* _WRITTEN PROBLEM_: Can you format the records below as a JSON list of strings, one string per line, with blank lines left out?

——————

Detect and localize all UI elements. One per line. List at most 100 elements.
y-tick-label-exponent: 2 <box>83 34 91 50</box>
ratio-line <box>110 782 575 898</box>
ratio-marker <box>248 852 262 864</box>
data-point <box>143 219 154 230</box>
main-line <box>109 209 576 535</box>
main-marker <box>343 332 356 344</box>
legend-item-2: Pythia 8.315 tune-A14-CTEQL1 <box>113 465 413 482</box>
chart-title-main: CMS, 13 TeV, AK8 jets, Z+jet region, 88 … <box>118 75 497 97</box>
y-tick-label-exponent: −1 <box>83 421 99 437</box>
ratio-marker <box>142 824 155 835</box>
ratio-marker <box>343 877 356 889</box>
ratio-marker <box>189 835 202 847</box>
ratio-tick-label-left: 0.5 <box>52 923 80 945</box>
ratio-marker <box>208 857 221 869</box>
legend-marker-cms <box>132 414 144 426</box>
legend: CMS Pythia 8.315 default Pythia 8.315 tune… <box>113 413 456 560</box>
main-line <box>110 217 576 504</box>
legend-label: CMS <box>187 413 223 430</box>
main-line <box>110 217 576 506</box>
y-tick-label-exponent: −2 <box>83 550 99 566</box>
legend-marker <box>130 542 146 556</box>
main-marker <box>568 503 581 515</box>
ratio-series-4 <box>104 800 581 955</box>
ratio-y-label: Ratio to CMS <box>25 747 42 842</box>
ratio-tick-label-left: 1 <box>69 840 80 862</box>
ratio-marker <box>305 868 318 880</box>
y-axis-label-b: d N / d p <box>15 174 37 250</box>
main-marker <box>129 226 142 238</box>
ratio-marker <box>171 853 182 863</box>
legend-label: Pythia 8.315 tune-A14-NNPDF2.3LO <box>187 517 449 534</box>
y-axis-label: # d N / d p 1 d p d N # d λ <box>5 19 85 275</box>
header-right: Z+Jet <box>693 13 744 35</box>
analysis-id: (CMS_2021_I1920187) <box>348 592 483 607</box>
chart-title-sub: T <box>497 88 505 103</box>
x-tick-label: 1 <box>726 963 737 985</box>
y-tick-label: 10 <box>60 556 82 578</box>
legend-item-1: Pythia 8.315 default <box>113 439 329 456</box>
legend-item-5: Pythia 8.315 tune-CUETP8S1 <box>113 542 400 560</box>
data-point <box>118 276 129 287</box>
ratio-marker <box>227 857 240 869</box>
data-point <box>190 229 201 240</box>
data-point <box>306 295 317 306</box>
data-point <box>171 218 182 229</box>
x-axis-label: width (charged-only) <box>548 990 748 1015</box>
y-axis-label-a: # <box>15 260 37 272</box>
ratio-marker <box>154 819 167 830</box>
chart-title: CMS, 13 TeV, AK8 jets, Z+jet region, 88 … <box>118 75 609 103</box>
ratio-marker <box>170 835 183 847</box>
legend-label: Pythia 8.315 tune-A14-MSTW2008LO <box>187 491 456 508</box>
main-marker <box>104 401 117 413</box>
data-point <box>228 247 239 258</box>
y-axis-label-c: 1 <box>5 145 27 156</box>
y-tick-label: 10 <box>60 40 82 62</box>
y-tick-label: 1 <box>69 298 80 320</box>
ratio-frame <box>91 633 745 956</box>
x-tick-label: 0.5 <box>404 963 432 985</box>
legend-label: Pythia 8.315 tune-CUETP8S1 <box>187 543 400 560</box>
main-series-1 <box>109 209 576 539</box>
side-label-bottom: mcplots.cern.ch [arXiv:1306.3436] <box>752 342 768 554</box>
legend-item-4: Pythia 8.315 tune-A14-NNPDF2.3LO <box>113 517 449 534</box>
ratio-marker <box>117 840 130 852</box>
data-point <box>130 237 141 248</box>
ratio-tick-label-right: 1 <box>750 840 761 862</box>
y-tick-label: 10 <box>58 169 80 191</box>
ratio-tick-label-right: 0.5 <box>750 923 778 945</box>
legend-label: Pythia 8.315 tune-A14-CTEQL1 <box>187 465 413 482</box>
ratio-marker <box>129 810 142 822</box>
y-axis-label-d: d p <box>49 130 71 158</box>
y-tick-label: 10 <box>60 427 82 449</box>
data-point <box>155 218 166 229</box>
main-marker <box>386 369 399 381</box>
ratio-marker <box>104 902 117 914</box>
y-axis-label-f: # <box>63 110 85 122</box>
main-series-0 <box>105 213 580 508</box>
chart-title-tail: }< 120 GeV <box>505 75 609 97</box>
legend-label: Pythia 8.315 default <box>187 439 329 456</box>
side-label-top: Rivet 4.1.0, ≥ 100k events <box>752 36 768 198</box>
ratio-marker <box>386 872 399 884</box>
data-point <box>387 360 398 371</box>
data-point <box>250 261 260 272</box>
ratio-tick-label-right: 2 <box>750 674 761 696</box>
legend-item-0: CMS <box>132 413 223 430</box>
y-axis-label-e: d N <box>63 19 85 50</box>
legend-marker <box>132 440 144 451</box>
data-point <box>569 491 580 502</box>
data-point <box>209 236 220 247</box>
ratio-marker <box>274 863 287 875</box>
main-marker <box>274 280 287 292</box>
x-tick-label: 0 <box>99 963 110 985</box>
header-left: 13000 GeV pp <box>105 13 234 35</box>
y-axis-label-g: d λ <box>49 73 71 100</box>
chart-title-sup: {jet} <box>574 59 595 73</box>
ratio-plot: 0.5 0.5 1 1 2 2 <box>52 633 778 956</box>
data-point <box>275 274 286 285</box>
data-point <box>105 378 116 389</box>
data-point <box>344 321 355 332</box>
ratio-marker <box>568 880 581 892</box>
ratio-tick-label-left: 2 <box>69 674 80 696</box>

——————

* _FULL OUTPUT_:
[
  "Detect and localize all UI elements. One per line. List at most 100 elements.",
  "y-tick-label-exponent: 2 <box>83 34 91 50</box>",
  "ratio-line <box>110 782 575 898</box>",
  "ratio-marker <box>248 852 262 864</box>",
  "data-point <box>143 219 154 230</box>",
  "main-line <box>109 209 576 535</box>",
  "main-marker <box>343 332 356 344</box>",
  "legend-item-2: Pythia 8.315 tune-A14-CTEQL1 <box>113 465 413 482</box>",
  "chart-title-main: CMS, 13 TeV, AK8 jets, Z+jet region, 88 … <box>118 75 497 97</box>",
  "y-tick-label-exponent: −1 <box>83 421 99 437</box>",
  "ratio-marker <box>142 824 155 835</box>",
  "ratio-marker <box>343 877 356 889</box>",
  "ratio-marker <box>189 835 202 847</box>",
  "ratio-tick-label-left: 0.5 <box>52 923 80 945</box>",
  "ratio-marker <box>208 857 221 869</box>",
  "legend-marker-cms <box>132 414 144 426</box>",
  "legend: CMS Pythia 8.315 default Pythia 8.315 tune… <box>113 413 456 560</box>",
  "main-line <box>110 217 576 504</box>",
  "legend-label: CMS <box>187 413 223 430</box>",
  "main-line <box>110 217 576 506</box>",
  "y-tick-label-exponent: −2 <box>83 550 99 566</box>",
  "legend-marker <box>130 542 146 556</box>",
  "main-marker <box>568 503 581 515</box>",
  "ratio-series-4 <box>104 800 581 955</box>",
  "ratio-y-label: Ratio to CMS <box>25 747 42 842</box>",
  "ratio-tick-label-left: 1 <box>69 840 80 862</box>",
  "ratio-marker <box>305 868 318 880</box>",
  "y-axis-label-b: d N / d p <box>15 174 37 250</box>",
  "main-marker <box>129 226 142 238</box>",
  "ratio-marker <box>171 853 182 863</box>",
  "legend-label: Pythia 8.315 tune-A14-NNPDF2.3LO <box>187 517 449 534</box>",
  "y-axis-label: # d N / d p 1 d p d N # d λ <box>5 19 85 275</box>",
  "header-right: Z+Jet <box>693 13 744 35</box>",
  "analysis-id: (CMS_2021_I1920187) <box>348 592 483 607</box>",
  "chart-title-sub: T <box>497 88 505 103</box>",
  "x-tick-label: 1 <box>726 963 737 985</box>",
  "y-tick-label: 10 <box>60 556 82 578</box>",
  "legend-item-1: Pythia 8.315 default <box>113 439 329 456</box>",
  "legend-item-5: Pythia 8.315 tune-CUETP8S1 <box>113 542 400 560</box>",
  "data-point <box>118 276 129 287</box>",
  "ratio-marker <box>227 857 240 869</box>",
  "data-point <box>190 229 201 240</box>",
  "data-point <box>306 295 317 306</box>",
  "data-point <box>171 218 182 229</box>",
  "x-axis-label: width (charged-only) <box>548 990 748 1015</box>",
  "y-axis-label-a: # <box>15 260 37 272</box>",
  "ratio-marker <box>154 819 167 830</box>",
  "chart-title: CMS, 13 TeV, AK8 jets, Z+jet region, 88 … <box>118 75 609 103</box>",
  "ratio-marker <box>170 835 183 847</box>",
  "legend-label: Pythia 8.315 tune-A14-MSTW2008LO <box>187 491 456 508</box>",
  "main-marker <box>104 401 117 413</box>",
  "data-point <box>228 247 239 258</box>",
  "y-axis-label-c: 1 <box>5 145 27 156</box>",
  "y-tick-label: 10 <box>60 40 82 62</box>",
  "y-tick-label: 1 <box>69 298 80 320</box>",
  "ratio-frame <box>91 633 745 956</box>",
  "x-tick-label: 0.5 <box>404 963 432 985</box>",
  "legend-label: Pythia 8.315 tune-CUETP8S1 <box>187 543 400 560</box>",
  "main-series-1 <box>109 209 576 539</box>",
  "side-label-bottom: mcplots.cern.ch [arXiv:1306.3436] <box>752 342 768 554</box>",
  "legend-item-4: Pythia 8.315 tune-A14-NNPDF2.3LO <box>113 517 449 534</box>",
  "ratio-marker <box>117 840 130 852</box>",
  "data-point <box>130 237 141 248</box>",
  "ratio-tick-label-right: 1 <box>750 840 761 862</box>",
  "y-tick-label: 10 <box>58 169 80 191</box>",
  "ratio-tick-label-right: 0.5 <box>750 923 778 945</box>",
  "legend-label: Pythia 8.315 tune-A14-CTEQL1 <box>187 465 413 482</box>",
  "ratio-marker <box>129 810 142 822</box>",
  "y-axis-label-d: d p <box>49 130 71 158</box>",
  "y-tick-label: 10 <box>60 427 82 449</box>",
  "data-point <box>155 218 166 229</box>",
  "main-marker <box>386 369 399 381</box>",
  "ratio-marker <box>104 902 117 914</box>",
  "y-axis-label-f: # <box>63 110 85 122</box>",
  "main-series-0 <box>105 213 580 508</box>",
  "chart-title-tail: }< 120 GeV <box>505 75 609 97</box>",
  "legend-label: Pythia 8.315 default <box>187 439 329 456</box>",
  "side-label-top: Rivet 4.1.0, ≥ 100k events <box>752 36 768 198</box>",
  "ratio-marker <box>386 872 399 884</box>",
  "data-point <box>387 360 398 371</box>",
  "data-point <box>250 261 260 272</box>",
  "ratio-tick-label-right: 2 <box>750 674 761 696</box>",
  "legend-item-0: CMS <box>132 413 223 430</box>",
  "y-axis-label-e: d N <box>63 19 85 50</box>",
  "legend-marker <box>132 440 144 451</box>",
  "data-point <box>569 491 580 502</box>",
  "data-point <box>209 236 220 247</box>",
  "ratio-marker <box>274 863 287 875</box>",
  "main-marker <box>274 280 287 292</box>",
  "x-tick-label: 0 <box>99 963 110 985</box>",
  "header-left: 13000 GeV pp <box>105 13 234 35</box>",
  "y-axis-label-g: d λ <box>49 73 71 100</box>",
  "chart-title-sup: {jet} <box>574 59 595 73</box>",
  "ratio-plot: 0.5 0.5 1 1 2 2 <box>52 633 778 956</box>",
  "data-point <box>275 274 286 285</box>",
  "data-point <box>105 378 116 389</box>",
  "data-point <box>344 321 355 332</box>",
  "ratio-marker <box>568 880 581 892</box>",
  "ratio-tick-label-left: 2 <box>69 674 80 696</box>"
]